[INSTRUCTION] In full and without alteration, give the listing again.

[DATA LINES]
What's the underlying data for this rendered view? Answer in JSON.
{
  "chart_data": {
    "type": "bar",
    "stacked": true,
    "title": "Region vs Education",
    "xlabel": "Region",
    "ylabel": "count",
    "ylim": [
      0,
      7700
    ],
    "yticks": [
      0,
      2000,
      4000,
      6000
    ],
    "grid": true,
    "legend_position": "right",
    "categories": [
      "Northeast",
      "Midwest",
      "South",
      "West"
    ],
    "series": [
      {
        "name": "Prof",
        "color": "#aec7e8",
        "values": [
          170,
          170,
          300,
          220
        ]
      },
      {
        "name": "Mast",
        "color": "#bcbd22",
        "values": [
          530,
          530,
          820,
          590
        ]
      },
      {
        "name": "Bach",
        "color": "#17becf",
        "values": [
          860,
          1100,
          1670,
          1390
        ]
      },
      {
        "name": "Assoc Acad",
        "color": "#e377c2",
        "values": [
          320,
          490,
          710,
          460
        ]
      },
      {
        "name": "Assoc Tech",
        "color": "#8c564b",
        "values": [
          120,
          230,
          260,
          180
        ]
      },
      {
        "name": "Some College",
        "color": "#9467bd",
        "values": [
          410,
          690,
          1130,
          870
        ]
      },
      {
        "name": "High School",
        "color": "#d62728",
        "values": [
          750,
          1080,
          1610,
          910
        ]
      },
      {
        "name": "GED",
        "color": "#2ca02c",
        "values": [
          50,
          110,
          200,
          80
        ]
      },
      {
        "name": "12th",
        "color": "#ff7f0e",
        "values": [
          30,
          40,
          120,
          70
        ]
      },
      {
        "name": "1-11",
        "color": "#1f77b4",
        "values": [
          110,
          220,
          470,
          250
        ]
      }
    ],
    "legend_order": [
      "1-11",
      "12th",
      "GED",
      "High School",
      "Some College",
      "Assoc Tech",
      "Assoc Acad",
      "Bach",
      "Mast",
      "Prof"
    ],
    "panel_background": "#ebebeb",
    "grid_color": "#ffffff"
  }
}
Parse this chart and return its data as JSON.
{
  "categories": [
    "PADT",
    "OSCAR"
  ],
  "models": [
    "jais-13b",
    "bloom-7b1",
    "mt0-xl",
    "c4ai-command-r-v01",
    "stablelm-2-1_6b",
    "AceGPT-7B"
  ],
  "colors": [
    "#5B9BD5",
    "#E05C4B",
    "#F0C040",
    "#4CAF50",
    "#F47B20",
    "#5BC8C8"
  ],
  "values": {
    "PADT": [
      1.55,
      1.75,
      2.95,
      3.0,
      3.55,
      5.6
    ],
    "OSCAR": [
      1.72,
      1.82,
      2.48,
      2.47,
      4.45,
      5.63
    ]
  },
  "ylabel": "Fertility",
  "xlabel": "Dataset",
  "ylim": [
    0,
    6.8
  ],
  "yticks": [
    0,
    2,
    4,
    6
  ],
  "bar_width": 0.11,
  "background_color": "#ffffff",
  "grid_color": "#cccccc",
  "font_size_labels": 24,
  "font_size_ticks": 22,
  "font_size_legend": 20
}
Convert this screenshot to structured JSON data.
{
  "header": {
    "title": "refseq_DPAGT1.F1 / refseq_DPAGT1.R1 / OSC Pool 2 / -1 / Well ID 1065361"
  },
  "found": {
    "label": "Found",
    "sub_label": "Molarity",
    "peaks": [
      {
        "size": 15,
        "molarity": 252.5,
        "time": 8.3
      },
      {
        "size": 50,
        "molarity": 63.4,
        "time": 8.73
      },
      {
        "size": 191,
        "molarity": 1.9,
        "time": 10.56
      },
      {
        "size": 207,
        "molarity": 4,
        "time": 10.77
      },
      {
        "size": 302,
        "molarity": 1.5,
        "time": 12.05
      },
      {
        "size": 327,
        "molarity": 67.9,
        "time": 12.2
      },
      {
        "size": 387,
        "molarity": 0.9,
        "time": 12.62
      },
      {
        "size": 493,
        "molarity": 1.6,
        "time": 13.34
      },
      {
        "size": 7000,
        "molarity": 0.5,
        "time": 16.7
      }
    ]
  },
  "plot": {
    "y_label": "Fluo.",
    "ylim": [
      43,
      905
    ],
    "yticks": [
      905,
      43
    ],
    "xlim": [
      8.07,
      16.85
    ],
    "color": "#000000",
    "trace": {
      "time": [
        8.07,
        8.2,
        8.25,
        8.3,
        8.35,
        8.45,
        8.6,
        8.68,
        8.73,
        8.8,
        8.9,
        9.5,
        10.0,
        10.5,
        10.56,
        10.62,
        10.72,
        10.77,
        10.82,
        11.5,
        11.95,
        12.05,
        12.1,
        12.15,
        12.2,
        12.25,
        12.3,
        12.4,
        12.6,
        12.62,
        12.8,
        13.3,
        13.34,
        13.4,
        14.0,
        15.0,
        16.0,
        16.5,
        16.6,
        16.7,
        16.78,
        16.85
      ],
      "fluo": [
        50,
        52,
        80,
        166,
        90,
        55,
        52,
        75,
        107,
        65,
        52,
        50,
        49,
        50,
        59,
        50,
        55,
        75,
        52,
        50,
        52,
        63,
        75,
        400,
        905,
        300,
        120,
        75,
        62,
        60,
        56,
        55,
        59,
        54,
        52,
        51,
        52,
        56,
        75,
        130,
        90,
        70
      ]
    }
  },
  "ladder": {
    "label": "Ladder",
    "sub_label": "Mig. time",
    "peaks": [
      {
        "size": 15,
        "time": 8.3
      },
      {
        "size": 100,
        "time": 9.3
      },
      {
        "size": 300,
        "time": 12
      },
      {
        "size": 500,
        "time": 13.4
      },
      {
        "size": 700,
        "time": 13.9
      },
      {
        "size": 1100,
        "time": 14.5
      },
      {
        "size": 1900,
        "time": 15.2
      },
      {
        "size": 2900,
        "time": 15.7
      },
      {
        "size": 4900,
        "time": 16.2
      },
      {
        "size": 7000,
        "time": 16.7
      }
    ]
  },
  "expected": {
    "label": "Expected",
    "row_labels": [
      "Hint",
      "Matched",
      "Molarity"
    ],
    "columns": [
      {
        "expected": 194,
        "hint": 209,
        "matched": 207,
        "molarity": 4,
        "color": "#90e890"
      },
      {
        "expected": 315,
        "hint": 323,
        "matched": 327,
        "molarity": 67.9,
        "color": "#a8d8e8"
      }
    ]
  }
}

[TASK SOLUTION]
What's the underlying data for this rendered view? Answer in JSON.
{
  "chart_data": {
    "type": "bar",
    "stacked": true,
    "title": "Region vs Education",
    "xlabel": "Region",
    "ylabel": "count",
    "ylim": [
      0,
      7700
    ],
    "yticks": [
      0,
      2000,
      4000,
      6000
    ],
    "grid": true,
    "legend_position": "right",
    "categories": [
      "Northeast",
      "Midwest",
      "South",
      "West"
    ],
    "series": [
      {
        "name": "Prof",
        "color": "#aec7e8",
        "values": [
          170,
          170,
          300,
          220
        ]
      },
      {
        "name": "Mast",
        "color": "#bcbd22",
        "values": [
          530,
          530,
          820,
          590
        ]
      },
      {
        "name": "Bach",
        "color": "#17becf",
        "values": [
          860,
          1100,
          1670,
          1390
        ]
      },
      {
        "name": "Assoc Acad",
        "color": "#e377c2",
        "values": [
          320,
          490,
          710,
          460
        ]
      },
      {
        "name": "Assoc Tech",
        "color": "#8c564b",
        "values": [
          120,
          230,
          260,
          180
        ]
      },
      {
        "name": "Some College",
        "color": "#9467bd",
        "values": [
          410,
          690,
          1130,
          870
        ]
      },
      {
        "name": "High School",
        "color": "#d62728",
        "values": [
          750,
          1080,
          1610,
          910
        ]
      },
      {
        "name": "GED",
        "color": "#2ca02c",
        "values": [
          50,
          110,
          200,
          80
        ]
      },
      {
        "name": "12th",
        "color": "#ff7f0e",
        "values": [
          30,
          40,
          120,
          70
        ]
      },
      {
        "name": "1-11",
        "color": "#1f77b4",
        "values": [
          110,
          220,
          470,
          250
        ]
      }
    ],
    "legend_order": [
      "1-11",
      "12th",
      "GED",
      "High School",
      "Some College",
      "Assoc Tech",
      "Assoc Acad",
      "Bach",
      "Mast",
      "Prof"
    ],
    "panel_background": "#ebebeb",
    "grid_color": "#ffffff"
  }
}
Parse this chart and return its data as JSON.
{
  "categories": [
    "PADT",
    "OSCAR"
  ],
  "models": [
    "jais-13b",
    "bloom-7b1",
    "mt0-xl",
    "c4ai-command-r-v01",
    "stablelm-2-1_6b",
    "AceGPT-7B"
  ],
  "colors": [
    "#5B9BD5",
    "#E05C4B",
    "#F0C040",
    "#4CAF50",
    "#F47B20",
    "#5BC8C8"
  ],
  "values": {
    "PADT": [
      1.55,
      1.75,
      2.95,
      3.0,
      3.55,
      5.6
    ],
    "OSCAR": [
      1.72,
      1.82,
      2.48,
      2.47,
      4.45,
      5.63
    ]
  },
  "ylabel": "Fertility",
  "xlabel": "Dataset",
  "ylim": [
    0,
    6.8
  ],
  "yticks": [
    0,
    2,
    4,
    6
  ],
  "bar_width": 0.11,
  "background_color": "#ffffff",
  "grid_color": "#cccccc",
  "font_size_labels": 24,
  "font_size_ticks": 22,
  "font_size_legend": 20
}
Convert this screenshot to structured JSON data.
{
  "header": {
    "title": "refseq_DPAGT1.F1 / refseq_DPAGT1.R1 / OSC Pool 2 / -1 / Well ID 1065361"
  },
  "found": {
    "label": "Found",
    "sub_label": "Molarity",
    "peaks": [
      {
        "size": 15,
        "molarity": 252.5,
        "time": 8.3
      },
      {
        "size": 50,
        "molarity": 63.4,
        "time": 8.73
      },
      {
        "size": 191,
        "molarity": 1.9,
        "time": 10.56
      },
      {
        "size": 207,
        "molarity": 4,
        "time": 10.77
      },
      {
        "size": 302,
        "molarity": 1.5,
        "time": 12.05
      },
      {
        "size": 327,
        "molarity": 67.9,
        "time": 12.2
      },
      {
        "size": 387,
        "molarity": 0.9,
        "time": 12.62
      },
      {
        "size": 493,
        "molarity": 1.6,
        "time": 13.34
      },
      {
        "size": 7000,
        "molarity": 0.5,
        "time": 16.7
      }
    ]
  },
  "plot": {
    "y_label": "Fluo.",
    "ylim": [
      43,
      905
    ],
    "yticks": [
      905,
      43
    ],
    "xlim": [
      8.07,
      16.85
    ],
    "color": "#000000",
    "trace": {
      "time": [
        8.07,
        8.2,
        8.25,
        8.3,
        8.35,
        8.45,
        8.6,
        8.68,
        8.73,
        8.8,
        8.9,
        9.5,
        10.0,
        10.5,
        10.56,
        10.62,
        10.72,
        10.77,
        10.82,
        11.5,
        11.95,
        12.05,
        12.1,
        12.15,
        12.2,
        12.25,
        12.3,
        12.4,
        12.6,
        12.62,
        12.8,
        13.3,
        13.34,
        13.4,
        14.0,
        15.0,
        16.0,
        16.5,
        16.6,
        16.7,
        16.78,
        16.85
      ],
      "fluo": [
        50,
        52,
        80,
        166,
        90,
        55,
        52,
        75,
        107,
        65,
        52,
        50,
        49,
        50,
        59,
        50,
        55,
        75,
        52,
        50,
        52,
        63,
        75,
        400,
        905,
        300,
        120,
        75,
        62,
        60,
        56,
        55,
        59,
        54,
        52,
        51,
        52,
        56,
        75,
        130,
        90,
        70
      ]
    }
  },
  "ladder": {
    "label": "Ladder",
    "sub_label": "Mig. time",
    "peaks": [
      {
        "size": 15,
        "time": 8.3
      },
      {
        "size": 100,
        "time": 9.3
      },
      {
        "size": 300,
        "time": 12
      },
      {
        "size": 500,
        "time": 13.4
      },
      {
        "size": 700,
        "time": 13.9
      },
      {
        "size": 1100,
        "time": 14.5
      },
      {
        "size": 1900,
        "time": 15.2
      },
      {
        "size": 2900,
        "time": 15.7
      },
      {
        "size": 4900,
        "time": 16.2
      },
      {
        "size": 7000,
        "time": 16.7
      }
    ]
  },
  "expected": {
    "label": "Expected",
    "row_labels": [
      "Hint",
      "Matched",
      "Molarity"
    ],
    "columns": [
      {
        "expected": 194,
        "hint": 209,
        "matched": 207,
        "molarity": 4,
        "color": "#90e890"
      },
      {
        "expected": 315,
        "hint": 323,
        "matched": 327,
        "molarity": 67.9,
        "color": "#a8d8e8"
      }
    ]
  }
}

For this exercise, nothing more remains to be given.